State how many lines in these records contain the word "Fyzický", and nothing else.

----- Source records -----

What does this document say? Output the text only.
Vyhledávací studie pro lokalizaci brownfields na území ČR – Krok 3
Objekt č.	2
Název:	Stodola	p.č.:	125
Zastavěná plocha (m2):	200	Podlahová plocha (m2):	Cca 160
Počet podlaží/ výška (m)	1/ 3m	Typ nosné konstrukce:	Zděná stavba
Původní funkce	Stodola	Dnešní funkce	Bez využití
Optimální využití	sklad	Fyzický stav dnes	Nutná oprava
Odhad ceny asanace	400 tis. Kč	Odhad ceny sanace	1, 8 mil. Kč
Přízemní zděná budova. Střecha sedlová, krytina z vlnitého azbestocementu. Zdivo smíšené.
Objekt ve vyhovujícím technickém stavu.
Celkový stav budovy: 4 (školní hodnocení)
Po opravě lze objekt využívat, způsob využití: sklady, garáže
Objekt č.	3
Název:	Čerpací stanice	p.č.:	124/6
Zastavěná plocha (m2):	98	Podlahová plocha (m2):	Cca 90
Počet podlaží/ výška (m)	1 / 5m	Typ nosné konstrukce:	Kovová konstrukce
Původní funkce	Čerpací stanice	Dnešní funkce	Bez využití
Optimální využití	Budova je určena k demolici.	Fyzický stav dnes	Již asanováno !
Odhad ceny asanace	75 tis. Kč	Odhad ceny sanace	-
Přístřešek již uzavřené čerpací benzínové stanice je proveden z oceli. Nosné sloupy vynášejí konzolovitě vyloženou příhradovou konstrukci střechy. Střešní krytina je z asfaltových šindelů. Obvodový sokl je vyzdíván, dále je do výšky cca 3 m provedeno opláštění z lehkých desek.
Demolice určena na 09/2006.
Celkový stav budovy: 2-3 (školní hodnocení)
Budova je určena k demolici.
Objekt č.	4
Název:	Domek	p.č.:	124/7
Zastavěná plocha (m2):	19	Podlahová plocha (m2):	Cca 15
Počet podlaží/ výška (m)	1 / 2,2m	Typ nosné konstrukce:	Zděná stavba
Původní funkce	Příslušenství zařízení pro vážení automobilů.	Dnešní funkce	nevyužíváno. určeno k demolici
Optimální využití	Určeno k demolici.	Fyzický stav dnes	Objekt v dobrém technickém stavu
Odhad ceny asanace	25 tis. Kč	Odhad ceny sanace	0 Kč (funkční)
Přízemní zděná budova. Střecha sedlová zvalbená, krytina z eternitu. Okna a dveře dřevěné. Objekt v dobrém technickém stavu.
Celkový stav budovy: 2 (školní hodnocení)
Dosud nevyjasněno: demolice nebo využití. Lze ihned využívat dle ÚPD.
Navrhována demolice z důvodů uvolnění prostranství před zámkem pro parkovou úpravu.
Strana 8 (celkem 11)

-----

Finished task:
3